**What you are asked to do**
Everything in the data should be repeated exactly, save for the images.

----- Input

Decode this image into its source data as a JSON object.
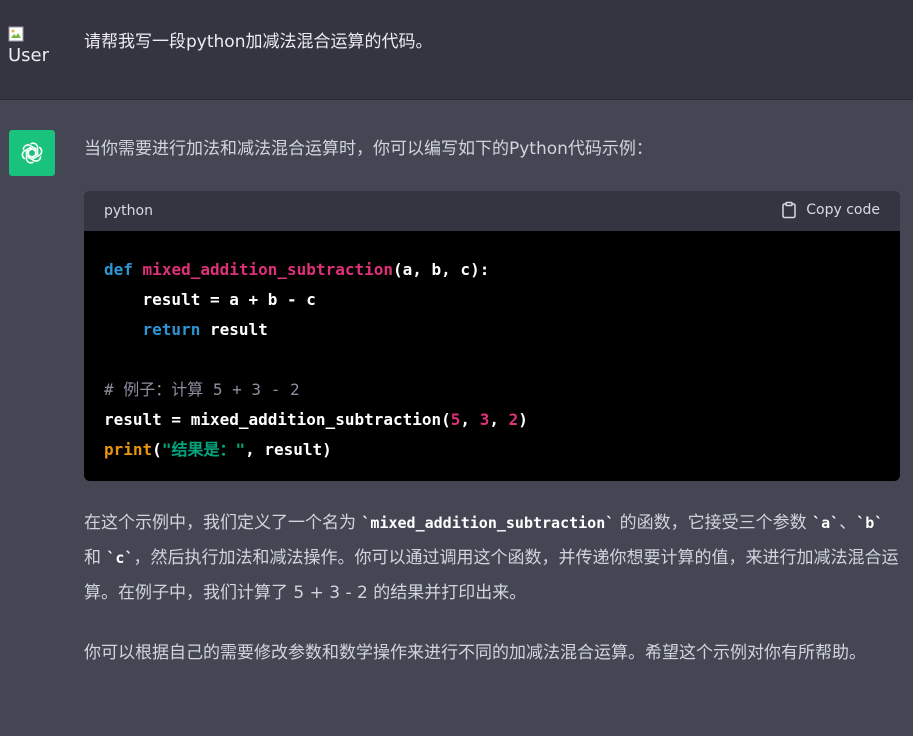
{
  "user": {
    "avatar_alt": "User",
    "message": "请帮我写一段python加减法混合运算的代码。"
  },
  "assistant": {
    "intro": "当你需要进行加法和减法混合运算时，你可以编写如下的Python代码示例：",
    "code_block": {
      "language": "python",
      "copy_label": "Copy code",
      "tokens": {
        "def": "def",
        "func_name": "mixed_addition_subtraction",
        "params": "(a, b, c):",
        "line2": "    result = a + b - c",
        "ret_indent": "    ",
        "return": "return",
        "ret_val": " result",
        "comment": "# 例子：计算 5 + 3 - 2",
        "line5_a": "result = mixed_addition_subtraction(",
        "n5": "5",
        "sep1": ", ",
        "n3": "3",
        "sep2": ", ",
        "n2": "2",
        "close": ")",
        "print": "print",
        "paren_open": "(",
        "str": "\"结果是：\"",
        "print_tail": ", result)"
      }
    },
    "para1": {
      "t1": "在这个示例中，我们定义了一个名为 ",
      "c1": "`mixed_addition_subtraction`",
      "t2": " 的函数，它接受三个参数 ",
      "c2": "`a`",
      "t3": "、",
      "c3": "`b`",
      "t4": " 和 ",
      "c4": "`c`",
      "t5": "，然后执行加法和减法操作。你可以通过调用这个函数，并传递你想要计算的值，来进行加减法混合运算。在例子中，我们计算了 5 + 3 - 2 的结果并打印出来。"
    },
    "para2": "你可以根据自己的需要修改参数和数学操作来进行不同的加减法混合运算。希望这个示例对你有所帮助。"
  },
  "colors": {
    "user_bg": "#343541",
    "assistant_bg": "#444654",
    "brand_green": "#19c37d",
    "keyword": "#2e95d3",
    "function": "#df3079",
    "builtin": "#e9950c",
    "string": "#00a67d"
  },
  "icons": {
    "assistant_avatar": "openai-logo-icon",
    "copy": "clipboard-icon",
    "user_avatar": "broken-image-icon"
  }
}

----------

**Solution to the problem**
Decode this image into its source data as a JSON object.
{
  "user": {
    "avatar_alt": "User",
    "message": "请帮我写一段python加减法混合运算的代码。"
  },
  "assistant": {
    "intro": "当你需要进行加法和减法混合运算时，你可以编写如下的Python代码示例：",
    "code_block": {
      "language": "python",
      "copy_label": "Copy code",
      "tokens": {
        "def": "def",
        "func_name": "mixed_addition_subtraction",
        "params": "(a, b, c):",
        "line2": "    result = a + b - c",
        "ret_indent": "    ",
        "return": "return",
        "ret_val": " result",
        "comment": "# 例子：计算 5 + 3 - 2",
        "line5_a": "result = mixed_addition_subtraction(",
        "n5": "5",
        "sep1": ", ",
        "n3": "3",
        "sep2": ", ",
        "n2": "2",
        "close": ")",
        "print": "print",
        "paren_open": "(",
        "str": "\"结果是：\"",
        "print_tail": ", result)"
      }
    },
    "para1": {
      "t1": "在这个示例中，我们定义了一个名为 ",
      "c1": "`mixed_addition_subtraction`",
      "t2": " 的函数，它接受三个参数 ",
      "c2": "`a`",
      "t3": "、",
      "c3": "`b`",
      "t4": " 和 ",
      "c4": "`c`",
      "t5": "，然后执行加法和减法操作。你可以通过调用这个函数，并传递你想要计算的值，来进行加减法混合运算。在例子中，我们计算了 5 + 3 - 2 的结果并打印出来。"
    },
    "para2": "你可以根据自己的需要修改参数和数学操作来进行不同的加减法混合运算。希望这个示例对你有所帮助。"
  },
  "colors": {
    "user_bg": "#343541",
    "assistant_bg": "#444654",
    "brand_green": "#19c37d",
    "keyword": "#2e95d3",
    "function": "#df3079",
    "builtin": "#e9950c",
    "string": "#00a67d"
  },
  "icons": {
    "assistant_avatar": "openai-logo-icon",
    "copy": "clipboard-icon",
    "user_avatar": "broken-image-icon"
  }
}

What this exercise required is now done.